### Information given
◇ ◇ ◇

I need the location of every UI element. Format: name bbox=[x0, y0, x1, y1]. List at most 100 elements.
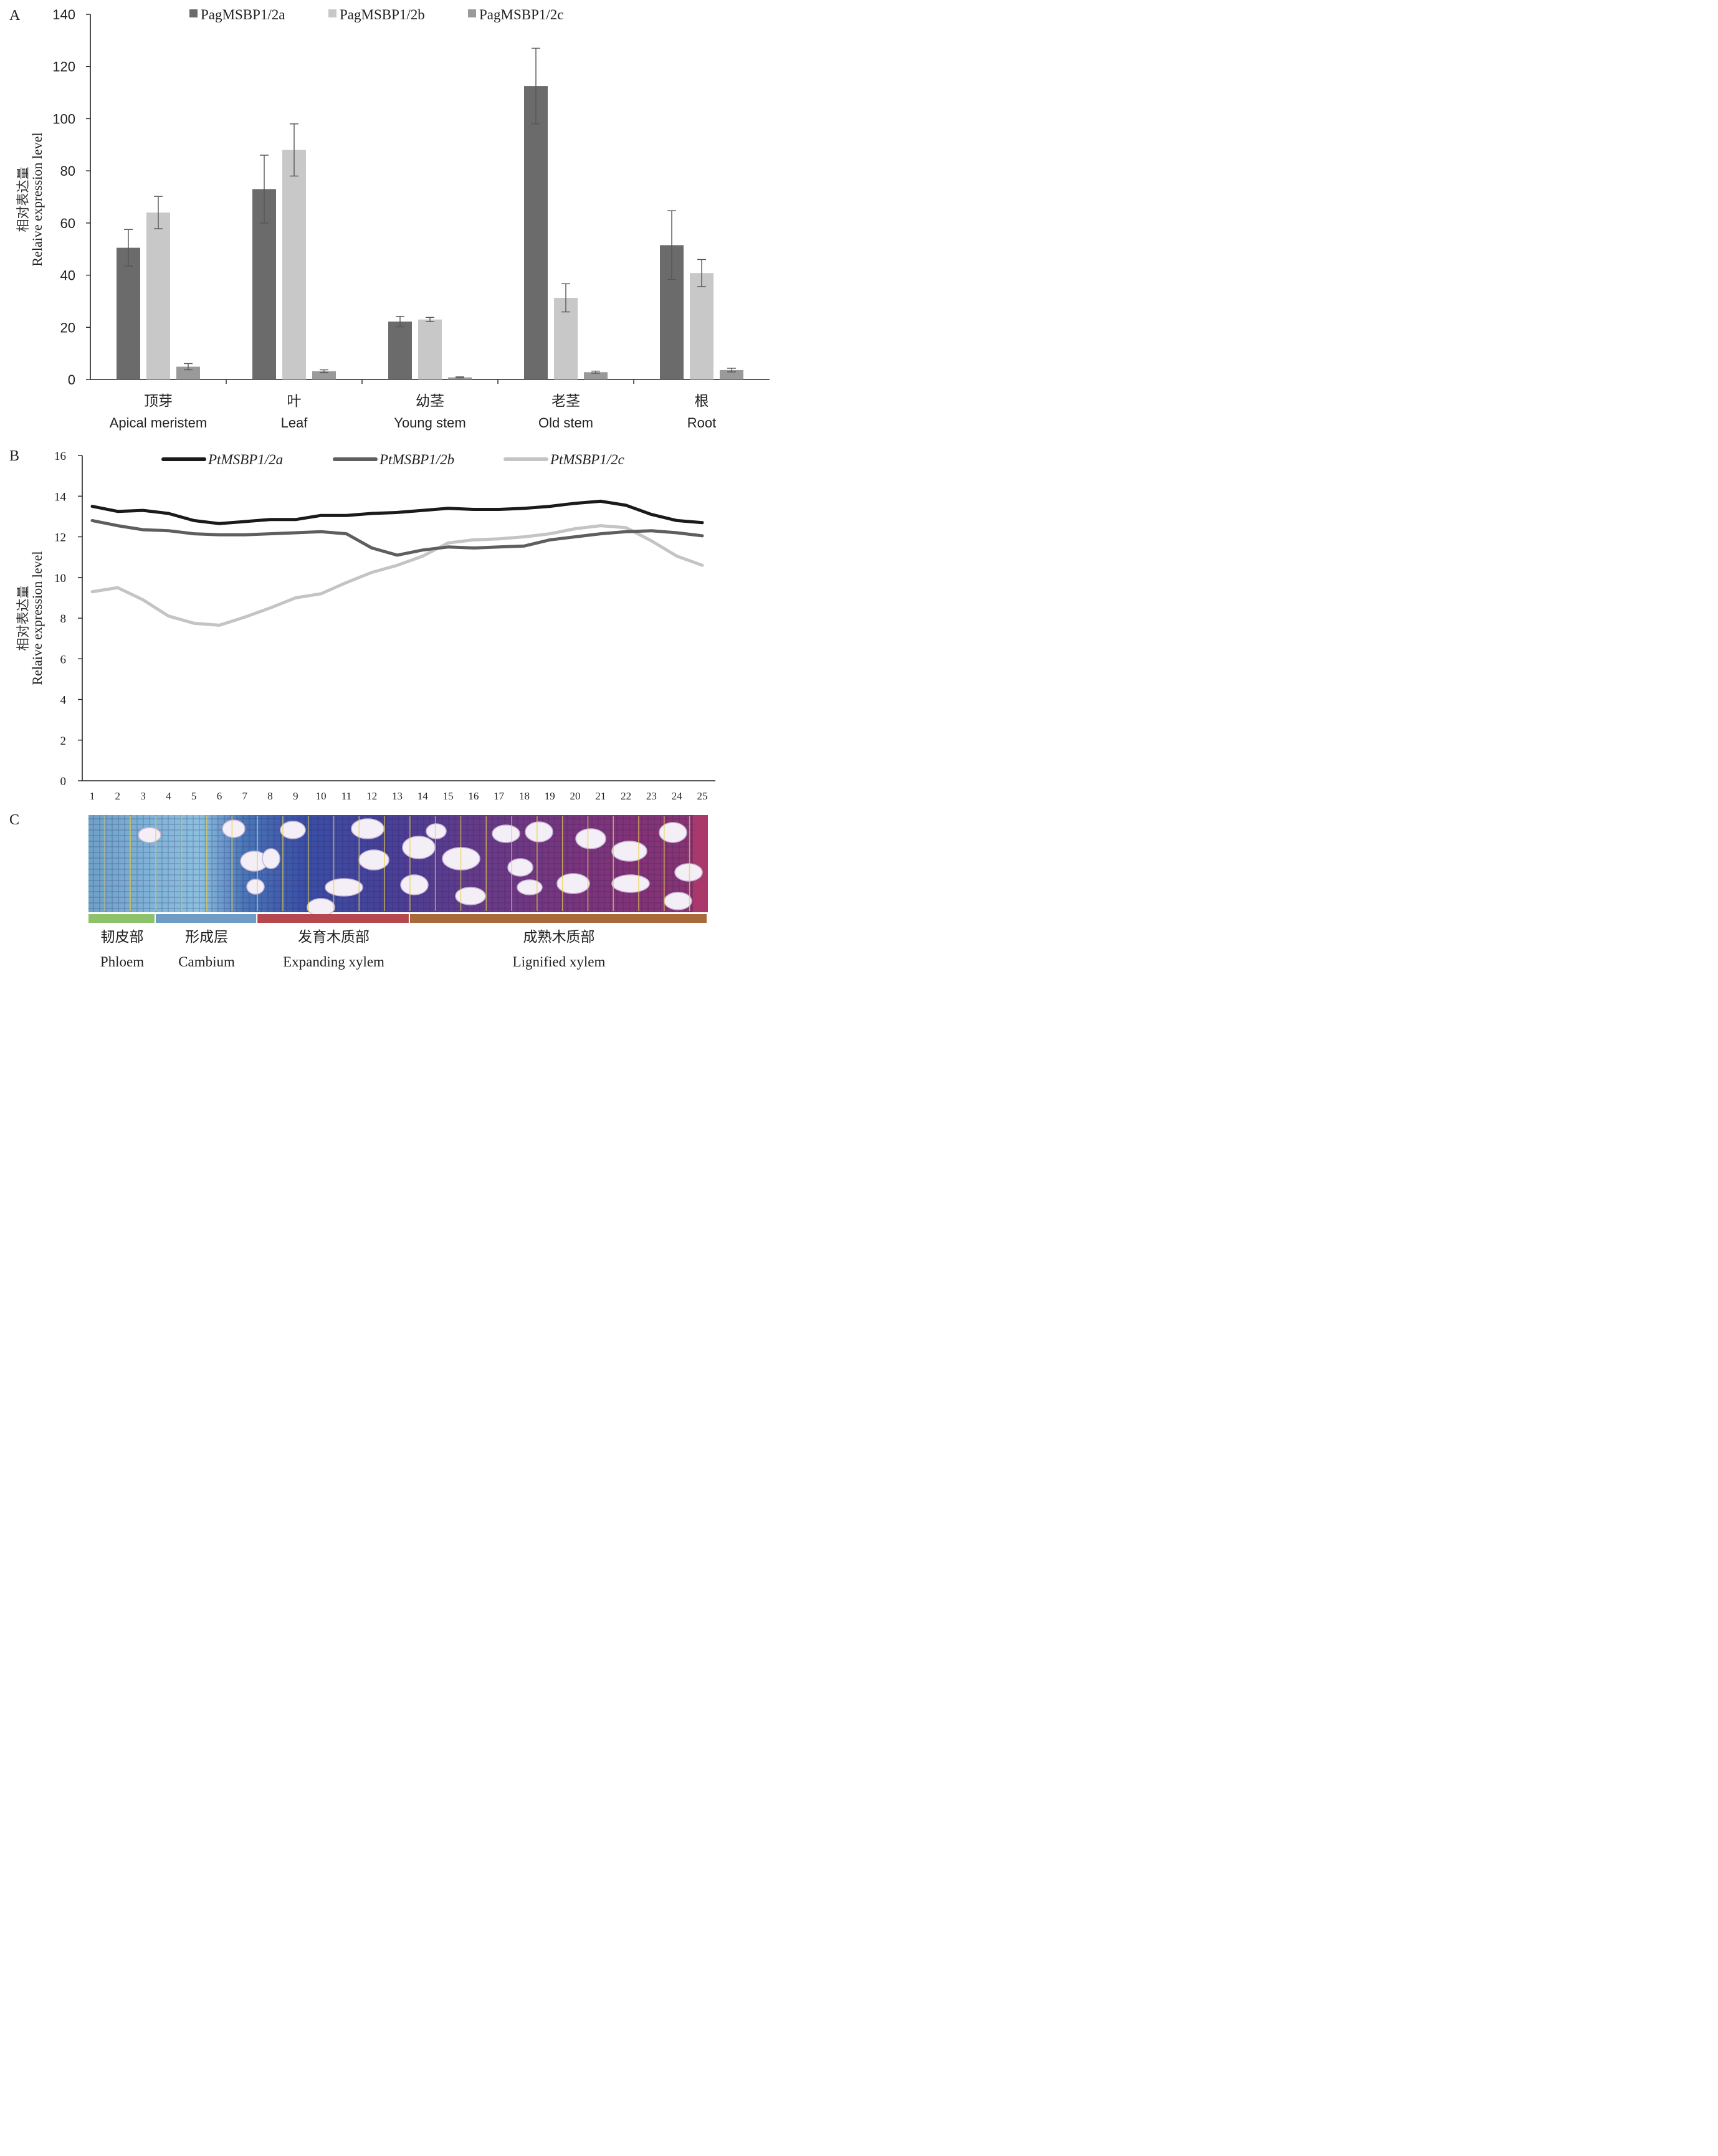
panel-a-bar bbox=[720, 370, 743, 379]
panel-a-ylabel-cn: 相对表达量 bbox=[16, 167, 31, 232]
panel-b-x-tick-label: 4 bbox=[166, 790, 171, 802]
panel-b-x-tick-label: 16 bbox=[468, 790, 479, 802]
panel-a-legend-swatch bbox=[189, 9, 198, 17]
panel-a-x-labels: 顶芽 Apical meristem 叶 Leaf 幼茎 Young stem 老茎 Old … bbox=[110, 393, 716, 431]
panel-b-y-tick-label: 10 bbox=[54, 572, 66, 585]
panel-b-legend-label: PtMSBP1/2a bbox=[208, 452, 283, 467]
panel-b-x-tick-label: 6 bbox=[217, 790, 222, 802]
panel-a-bar bbox=[146, 212, 170, 379]
panel-a-x-label-cn: 老茎 bbox=[551, 393, 580, 409]
panel-a-legend-swatch bbox=[328, 9, 336, 17]
panel-a-x-label-cn: 幼茎 bbox=[416, 393, 444, 409]
panel-b-series-line bbox=[90, 518, 704, 557]
panel-b-x-tick-label: 7 bbox=[242, 790, 248, 802]
panel-a-y-tick-label: 0 bbox=[68, 372, 75, 388]
tissue-zone-label-cn: 形成层 bbox=[185, 929, 228, 945]
panel-b-y-axis-label: 相对表达量 Relaive expression level bbox=[16, 551, 45, 685]
panel-b-x-tick-label: 3 bbox=[140, 790, 146, 802]
xylem-vessel bbox=[492, 824, 520, 843]
panel-a-y-tick-label: 20 bbox=[60, 320, 75, 335]
panel-b-x-tick-label: 5 bbox=[191, 790, 197, 802]
xylem-vessel bbox=[280, 821, 306, 839]
panel-a-y-tick-label: 80 bbox=[60, 163, 75, 179]
sample-dividers bbox=[104, 816, 690, 911]
panel-a-legend-label: PagMSBP1/2b bbox=[340, 7, 425, 22]
panel-b-line-chart: B PtMSBP1/2a PtMSBP1/2b PtMSBP1/2c 相对表达量 R… bbox=[9, 448, 715, 802]
panel-b-y-tick-label: 16 bbox=[54, 450, 66, 463]
panel-a-x-label-en: Root bbox=[687, 415, 716, 431]
panel-b-legend-label: PtMSBP1/2b bbox=[379, 452, 454, 467]
panel-b-x-tick-label: 1 bbox=[90, 790, 95, 802]
xylem-vessel bbox=[517, 879, 543, 895]
panel-b-series-line bbox=[90, 524, 704, 627]
panel-b-x-tick-label: 9 bbox=[293, 790, 298, 802]
panel-a-y-tick-label: 60 bbox=[60, 216, 75, 231]
panel-a-label: A bbox=[9, 7, 21, 24]
xylem-vessel bbox=[402, 836, 436, 859]
panel-b-x-tick-label: 20 bbox=[570, 790, 581, 802]
xylem-vessel bbox=[138, 827, 161, 843]
panel-a-x-label-en: Leaf bbox=[281, 415, 308, 431]
panel-b-x-tick-label: 25 bbox=[697, 790, 708, 802]
panel-a-bar bbox=[524, 86, 548, 379]
panel-a-bar bbox=[282, 150, 306, 379]
panel-a-bar bbox=[448, 377, 472, 379]
panel-a-y-tick-label: 120 bbox=[52, 59, 75, 75]
xylem-vessel bbox=[659, 822, 687, 843]
xylem-vessel bbox=[664, 892, 692, 910]
panel-a-legend: PagMSBP1/2a PagMSBP1/2b PagMSBP1/2c bbox=[189, 7, 563, 22]
panel-c-label: C bbox=[9, 812, 19, 828]
panel-b-x-tick-label: 10 bbox=[316, 790, 327, 802]
panel-b-ylabel-en: Relaive expression level bbox=[29, 551, 45, 685]
panel-a-bar bbox=[176, 366, 200, 379]
panel-b-y-tick-label: 0 bbox=[60, 775, 67, 788]
xylem-vessel bbox=[426, 823, 447, 839]
panel-a-x-label-en: Young stem bbox=[394, 415, 465, 431]
panel-a-axes: 0 20 40 60 80 100 120 140 bbox=[52, 7, 770, 388]
panel-b-y-tick-label: 8 bbox=[60, 613, 67, 626]
panel-b-lines bbox=[90, 499, 704, 627]
tissue-zone-label-en: Lignified xylem bbox=[513, 954, 606, 970]
xylem-vessel bbox=[575, 828, 606, 849]
panel-a-ylabel-en: Relaive expression level bbox=[29, 132, 45, 266]
tissue-zone-label-en: Phloem bbox=[100, 954, 144, 970]
panel-b-x-tick-label: 14 bbox=[418, 790, 429, 802]
panel-a-y-tick-label: 40 bbox=[60, 268, 75, 284]
tissue-zone-label-en: Cambium bbox=[178, 954, 235, 970]
panel-a-bar bbox=[388, 322, 412, 379]
panel-b-legend: PtMSBP1/2a PtMSBP1/2b PtMSBP1/2c bbox=[161, 452, 624, 467]
tissue-zones: 韧皮部 Phloem 形成层 Cambium 发育木质部 Expanding xylem 成… bbox=[88, 914, 707, 970]
panel-a-bar bbox=[117, 247, 140, 379]
panel-a-x-label-cn: 叶 bbox=[287, 393, 302, 409]
panel-b-x-tick-label: 2 bbox=[115, 790, 121, 802]
panel-b-x-tick-label: 23 bbox=[646, 790, 657, 802]
panel-b-y-tick-label: 14 bbox=[54, 490, 67, 503]
xylem-vessel bbox=[400, 874, 429, 895]
tissue-zone-label-cn: 成熟木质部 bbox=[523, 929, 594, 945]
panel-b-series-line bbox=[90, 499, 704, 525]
panel-b-ylabel-cn: 相对表达量 bbox=[16, 586, 31, 651]
panel-b-x-tick-label: 19 bbox=[545, 790, 555, 802]
panel-a-bar bbox=[690, 273, 713, 379]
panel-a-legend-label: PagMSBP1/2c bbox=[479, 7, 563, 22]
xylem-vessel bbox=[262, 848, 280, 869]
tissue-zone-label-cn: 韧皮部 bbox=[100, 929, 143, 945]
xylem-vessel bbox=[507, 858, 533, 877]
micrograph-image bbox=[88, 815, 708, 917]
xylem-vessel bbox=[674, 863, 703, 882]
figure: A PagMSBP1/2a PagMSBP1/2b PagMSBP1/2c 相对表达… bbox=[9, 7, 770, 970]
panel-a-x-label-cn: 根 bbox=[695, 393, 709, 409]
xylem-vessels bbox=[138, 818, 703, 917]
panel-b-x-tick-label: 18 bbox=[519, 790, 530, 802]
panel-b-x-tick-label: 21 bbox=[595, 790, 606, 802]
panel-b-x-tick-label: 22 bbox=[621, 790, 631, 802]
xylem-vessel bbox=[525, 821, 553, 842]
tissue-zone-bar bbox=[88, 914, 155, 923]
panel-a-y-tick-label: 140 bbox=[52, 7, 75, 22]
xylem-vessel bbox=[351, 818, 384, 839]
panel-a-x-label-en: Old stem bbox=[538, 415, 593, 431]
tissue-zone-bar bbox=[155, 914, 257, 923]
panel-b-x-tick-label: 12 bbox=[366, 790, 377, 802]
xylem-vessel bbox=[246, 879, 265, 895]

◇ ◇ ◇

### What this task involves
Write out the lines of the listing from the one containing "panel-a-bar bbox=[720, 370, 743, 379]" through the one containing "panel-a-legend-swatch bbox=[328, 9, 336, 17]", both included, reproducing each line character for character.

### Task solution
panel-a-bar bbox=[720, 370, 743, 379]
panel-a-ylabel-cn: 相对表达量 bbox=[16, 167, 31, 232]
panel-b-x-tick-label: 4 bbox=[166, 790, 171, 802]
panel-b-x-tick-label: 16 bbox=[468, 790, 479, 802]
panel-a-legend-swatch bbox=[189, 9, 198, 17]
panel-a-x-labels: 顶芽 Apical meristem 叶 Leaf 幼茎 Young stem 老茎 Old … bbox=[110, 393, 716, 431]
panel-b-y-tick-label: 10 bbox=[54, 572, 66, 585]
panel-b-legend-label: PtMSBP1/2a bbox=[208, 452, 283, 467]
panel-b-x-tick-label: 6 bbox=[217, 790, 222, 802]
panel-a-bar bbox=[146, 212, 170, 379]
panel-a-x-label-cn: 老茎 bbox=[551, 393, 580, 409]
panel-a-legend-swatch bbox=[328, 9, 336, 17]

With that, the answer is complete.